Directions for this task - From the entries below, copy out every line with "houses" in it.
— begin Records —
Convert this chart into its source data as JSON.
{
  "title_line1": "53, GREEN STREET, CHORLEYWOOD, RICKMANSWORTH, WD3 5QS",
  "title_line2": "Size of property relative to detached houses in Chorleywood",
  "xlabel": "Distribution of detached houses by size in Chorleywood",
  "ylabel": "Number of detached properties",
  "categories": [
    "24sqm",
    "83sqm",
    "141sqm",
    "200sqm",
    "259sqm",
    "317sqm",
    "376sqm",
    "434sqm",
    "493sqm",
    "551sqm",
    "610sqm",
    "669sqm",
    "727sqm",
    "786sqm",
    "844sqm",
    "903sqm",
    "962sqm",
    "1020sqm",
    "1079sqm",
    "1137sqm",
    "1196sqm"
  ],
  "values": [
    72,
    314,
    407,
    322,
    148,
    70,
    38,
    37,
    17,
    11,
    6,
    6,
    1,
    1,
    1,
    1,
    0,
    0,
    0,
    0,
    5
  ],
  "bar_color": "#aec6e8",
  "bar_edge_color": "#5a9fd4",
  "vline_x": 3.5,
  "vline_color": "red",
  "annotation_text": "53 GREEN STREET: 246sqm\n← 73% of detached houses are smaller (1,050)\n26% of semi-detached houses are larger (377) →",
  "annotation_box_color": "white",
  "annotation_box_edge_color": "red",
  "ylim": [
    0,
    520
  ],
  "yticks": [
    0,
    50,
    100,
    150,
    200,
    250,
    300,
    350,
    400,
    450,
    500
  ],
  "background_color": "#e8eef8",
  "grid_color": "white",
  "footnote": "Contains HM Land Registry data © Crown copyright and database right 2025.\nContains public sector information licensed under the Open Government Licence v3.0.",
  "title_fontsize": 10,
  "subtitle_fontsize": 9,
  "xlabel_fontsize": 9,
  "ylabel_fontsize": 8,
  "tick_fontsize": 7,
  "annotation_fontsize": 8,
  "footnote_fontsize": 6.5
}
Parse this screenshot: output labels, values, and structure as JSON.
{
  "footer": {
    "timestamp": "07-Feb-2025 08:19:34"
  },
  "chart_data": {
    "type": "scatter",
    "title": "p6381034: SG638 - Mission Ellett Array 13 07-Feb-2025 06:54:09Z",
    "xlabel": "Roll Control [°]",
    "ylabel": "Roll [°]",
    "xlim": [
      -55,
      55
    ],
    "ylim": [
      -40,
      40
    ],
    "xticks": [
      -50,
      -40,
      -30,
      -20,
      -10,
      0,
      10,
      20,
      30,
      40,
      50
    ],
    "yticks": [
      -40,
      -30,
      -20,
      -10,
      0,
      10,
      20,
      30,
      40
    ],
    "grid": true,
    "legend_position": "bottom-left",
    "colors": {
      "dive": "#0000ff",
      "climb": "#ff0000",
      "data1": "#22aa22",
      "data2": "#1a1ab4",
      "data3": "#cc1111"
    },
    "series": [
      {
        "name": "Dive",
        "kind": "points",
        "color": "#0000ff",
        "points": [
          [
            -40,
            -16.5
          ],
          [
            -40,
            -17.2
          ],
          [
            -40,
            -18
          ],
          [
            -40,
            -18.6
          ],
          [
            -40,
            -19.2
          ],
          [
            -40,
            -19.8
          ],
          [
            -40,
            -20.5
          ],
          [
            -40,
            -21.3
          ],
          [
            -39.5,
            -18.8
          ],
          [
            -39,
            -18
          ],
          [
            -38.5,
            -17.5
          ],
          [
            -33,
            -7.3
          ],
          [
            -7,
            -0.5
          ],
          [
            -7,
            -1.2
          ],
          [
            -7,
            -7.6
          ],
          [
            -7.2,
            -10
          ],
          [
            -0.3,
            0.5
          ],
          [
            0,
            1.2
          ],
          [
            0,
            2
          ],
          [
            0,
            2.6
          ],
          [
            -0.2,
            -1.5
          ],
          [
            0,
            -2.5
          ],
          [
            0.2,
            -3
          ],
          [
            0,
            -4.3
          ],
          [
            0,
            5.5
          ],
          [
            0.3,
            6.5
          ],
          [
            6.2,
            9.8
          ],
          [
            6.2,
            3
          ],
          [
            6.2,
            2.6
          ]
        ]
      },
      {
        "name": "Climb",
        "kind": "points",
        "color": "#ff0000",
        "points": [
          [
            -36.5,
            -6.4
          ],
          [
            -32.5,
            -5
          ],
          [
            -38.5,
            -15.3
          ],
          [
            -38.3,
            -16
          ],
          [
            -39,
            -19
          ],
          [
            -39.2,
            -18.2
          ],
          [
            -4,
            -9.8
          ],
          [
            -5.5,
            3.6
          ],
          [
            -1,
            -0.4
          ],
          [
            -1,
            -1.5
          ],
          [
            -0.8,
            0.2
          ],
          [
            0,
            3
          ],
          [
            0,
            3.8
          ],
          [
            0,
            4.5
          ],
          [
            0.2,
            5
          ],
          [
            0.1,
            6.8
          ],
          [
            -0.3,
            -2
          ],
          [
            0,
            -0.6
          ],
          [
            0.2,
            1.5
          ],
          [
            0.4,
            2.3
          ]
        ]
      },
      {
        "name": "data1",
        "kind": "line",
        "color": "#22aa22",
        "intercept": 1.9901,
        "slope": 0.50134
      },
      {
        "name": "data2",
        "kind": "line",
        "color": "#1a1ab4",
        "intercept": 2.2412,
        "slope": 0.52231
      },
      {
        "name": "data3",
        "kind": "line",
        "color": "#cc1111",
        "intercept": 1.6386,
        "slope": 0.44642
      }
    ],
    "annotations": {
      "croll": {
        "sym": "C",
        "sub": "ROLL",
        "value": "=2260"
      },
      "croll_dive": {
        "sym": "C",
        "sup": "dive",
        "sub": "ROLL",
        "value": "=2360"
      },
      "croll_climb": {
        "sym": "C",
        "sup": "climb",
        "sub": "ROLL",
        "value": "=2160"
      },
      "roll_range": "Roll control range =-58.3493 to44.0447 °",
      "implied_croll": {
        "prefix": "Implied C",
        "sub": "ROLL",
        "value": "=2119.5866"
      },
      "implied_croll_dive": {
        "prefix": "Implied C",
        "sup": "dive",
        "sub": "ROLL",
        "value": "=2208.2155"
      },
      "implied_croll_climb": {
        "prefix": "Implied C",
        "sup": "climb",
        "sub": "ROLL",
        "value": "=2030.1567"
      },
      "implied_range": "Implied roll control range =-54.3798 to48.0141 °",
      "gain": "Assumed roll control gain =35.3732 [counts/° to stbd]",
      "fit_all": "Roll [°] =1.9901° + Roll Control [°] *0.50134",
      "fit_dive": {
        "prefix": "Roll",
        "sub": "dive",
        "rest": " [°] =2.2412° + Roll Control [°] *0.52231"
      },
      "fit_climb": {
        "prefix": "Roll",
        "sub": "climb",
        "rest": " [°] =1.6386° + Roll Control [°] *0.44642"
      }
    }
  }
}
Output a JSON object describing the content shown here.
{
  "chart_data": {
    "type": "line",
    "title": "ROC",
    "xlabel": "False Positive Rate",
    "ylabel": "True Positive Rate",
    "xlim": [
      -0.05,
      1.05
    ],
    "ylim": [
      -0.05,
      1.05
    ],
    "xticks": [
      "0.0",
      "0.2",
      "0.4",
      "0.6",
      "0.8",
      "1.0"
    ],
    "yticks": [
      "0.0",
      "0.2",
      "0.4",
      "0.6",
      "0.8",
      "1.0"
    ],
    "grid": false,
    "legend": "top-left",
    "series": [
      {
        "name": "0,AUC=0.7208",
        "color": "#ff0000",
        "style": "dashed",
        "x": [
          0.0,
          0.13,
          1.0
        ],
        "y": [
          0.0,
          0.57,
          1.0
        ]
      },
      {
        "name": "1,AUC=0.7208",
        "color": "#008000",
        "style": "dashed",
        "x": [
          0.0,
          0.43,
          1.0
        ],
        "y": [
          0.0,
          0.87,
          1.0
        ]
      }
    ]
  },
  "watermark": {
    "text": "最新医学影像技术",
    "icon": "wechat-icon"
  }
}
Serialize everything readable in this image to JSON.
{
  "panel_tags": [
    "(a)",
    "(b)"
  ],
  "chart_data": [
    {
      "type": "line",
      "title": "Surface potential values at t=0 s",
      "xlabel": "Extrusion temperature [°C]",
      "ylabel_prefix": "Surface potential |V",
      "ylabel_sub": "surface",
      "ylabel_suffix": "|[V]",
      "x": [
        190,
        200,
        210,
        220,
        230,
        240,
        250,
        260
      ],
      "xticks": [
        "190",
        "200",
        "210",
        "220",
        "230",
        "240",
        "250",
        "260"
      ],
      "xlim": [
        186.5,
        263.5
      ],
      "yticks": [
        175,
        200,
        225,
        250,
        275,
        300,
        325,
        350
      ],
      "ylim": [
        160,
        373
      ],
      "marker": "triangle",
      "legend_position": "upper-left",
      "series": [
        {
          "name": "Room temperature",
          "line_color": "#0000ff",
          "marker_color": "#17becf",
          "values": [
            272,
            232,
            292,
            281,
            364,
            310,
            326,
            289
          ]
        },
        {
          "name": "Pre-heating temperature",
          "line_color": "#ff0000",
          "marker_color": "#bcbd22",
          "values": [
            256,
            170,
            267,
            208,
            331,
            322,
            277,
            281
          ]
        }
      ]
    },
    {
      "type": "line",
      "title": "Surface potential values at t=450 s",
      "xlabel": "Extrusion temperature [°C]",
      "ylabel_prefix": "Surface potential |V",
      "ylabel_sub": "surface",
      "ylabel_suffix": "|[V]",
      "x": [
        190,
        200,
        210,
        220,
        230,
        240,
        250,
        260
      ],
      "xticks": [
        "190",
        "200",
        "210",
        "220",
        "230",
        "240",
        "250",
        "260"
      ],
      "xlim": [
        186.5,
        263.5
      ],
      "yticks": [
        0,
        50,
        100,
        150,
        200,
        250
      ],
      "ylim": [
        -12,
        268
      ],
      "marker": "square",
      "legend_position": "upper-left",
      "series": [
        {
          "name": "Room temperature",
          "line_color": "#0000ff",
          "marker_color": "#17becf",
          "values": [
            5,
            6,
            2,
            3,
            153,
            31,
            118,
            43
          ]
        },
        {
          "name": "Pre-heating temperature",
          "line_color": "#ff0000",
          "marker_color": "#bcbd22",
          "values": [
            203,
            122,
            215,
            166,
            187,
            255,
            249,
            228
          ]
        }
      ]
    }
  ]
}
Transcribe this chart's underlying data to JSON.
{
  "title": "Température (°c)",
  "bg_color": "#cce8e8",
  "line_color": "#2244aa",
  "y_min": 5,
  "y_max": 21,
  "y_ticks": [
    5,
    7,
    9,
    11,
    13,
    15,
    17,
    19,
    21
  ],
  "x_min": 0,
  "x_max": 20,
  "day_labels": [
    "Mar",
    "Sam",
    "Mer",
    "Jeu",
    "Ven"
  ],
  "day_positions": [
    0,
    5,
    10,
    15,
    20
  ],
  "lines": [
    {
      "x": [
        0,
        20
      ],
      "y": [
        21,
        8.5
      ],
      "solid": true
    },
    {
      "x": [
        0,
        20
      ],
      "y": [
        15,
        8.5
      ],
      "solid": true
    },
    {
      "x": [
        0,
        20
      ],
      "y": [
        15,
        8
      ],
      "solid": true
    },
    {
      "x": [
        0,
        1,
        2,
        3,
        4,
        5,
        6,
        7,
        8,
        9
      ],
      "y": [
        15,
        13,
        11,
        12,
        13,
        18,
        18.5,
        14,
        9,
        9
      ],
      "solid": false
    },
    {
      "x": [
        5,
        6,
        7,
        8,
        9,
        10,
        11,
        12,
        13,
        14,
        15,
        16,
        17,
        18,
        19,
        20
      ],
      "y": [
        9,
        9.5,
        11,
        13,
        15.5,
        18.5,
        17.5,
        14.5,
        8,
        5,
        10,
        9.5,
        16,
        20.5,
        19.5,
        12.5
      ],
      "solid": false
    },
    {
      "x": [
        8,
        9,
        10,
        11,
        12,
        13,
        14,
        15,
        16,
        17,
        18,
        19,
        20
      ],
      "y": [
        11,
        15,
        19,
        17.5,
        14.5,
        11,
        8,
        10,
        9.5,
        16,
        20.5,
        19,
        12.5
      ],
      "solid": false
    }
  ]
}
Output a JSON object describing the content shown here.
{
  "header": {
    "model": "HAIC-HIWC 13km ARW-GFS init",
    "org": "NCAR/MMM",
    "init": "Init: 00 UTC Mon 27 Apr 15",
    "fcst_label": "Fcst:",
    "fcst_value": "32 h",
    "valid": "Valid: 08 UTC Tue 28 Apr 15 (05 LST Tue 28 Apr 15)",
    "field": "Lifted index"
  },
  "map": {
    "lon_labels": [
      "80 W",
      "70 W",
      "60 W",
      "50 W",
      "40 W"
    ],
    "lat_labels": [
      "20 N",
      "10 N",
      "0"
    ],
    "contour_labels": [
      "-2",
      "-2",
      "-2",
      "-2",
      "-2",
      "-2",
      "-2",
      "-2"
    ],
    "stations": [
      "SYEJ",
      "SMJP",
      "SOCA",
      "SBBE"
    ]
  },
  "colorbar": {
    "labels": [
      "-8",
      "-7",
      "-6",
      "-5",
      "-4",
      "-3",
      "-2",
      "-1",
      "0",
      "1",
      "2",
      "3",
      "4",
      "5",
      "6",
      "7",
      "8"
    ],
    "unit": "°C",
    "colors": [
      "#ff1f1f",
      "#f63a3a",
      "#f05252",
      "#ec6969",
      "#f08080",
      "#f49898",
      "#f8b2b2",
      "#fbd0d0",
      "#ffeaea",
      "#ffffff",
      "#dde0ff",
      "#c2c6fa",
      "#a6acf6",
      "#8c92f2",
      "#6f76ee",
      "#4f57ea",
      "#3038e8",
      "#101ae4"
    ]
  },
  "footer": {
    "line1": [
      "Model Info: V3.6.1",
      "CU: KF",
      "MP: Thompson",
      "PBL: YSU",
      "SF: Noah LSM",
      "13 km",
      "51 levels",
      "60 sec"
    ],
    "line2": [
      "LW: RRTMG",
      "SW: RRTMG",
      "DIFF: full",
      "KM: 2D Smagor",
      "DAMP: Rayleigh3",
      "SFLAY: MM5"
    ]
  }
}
— end Records —
Final result -
  "title_line2": "Size of property relative to detached houses in Chorleywood",
  "xlabel": "Distribution of detached houses by size in Chorleywood",
  "annotation_text": "53 GREEN STREET: 246sqm\n← 73% of detached houses are smaller (1,050)\n26% of semi-detached houses are larger (377) →",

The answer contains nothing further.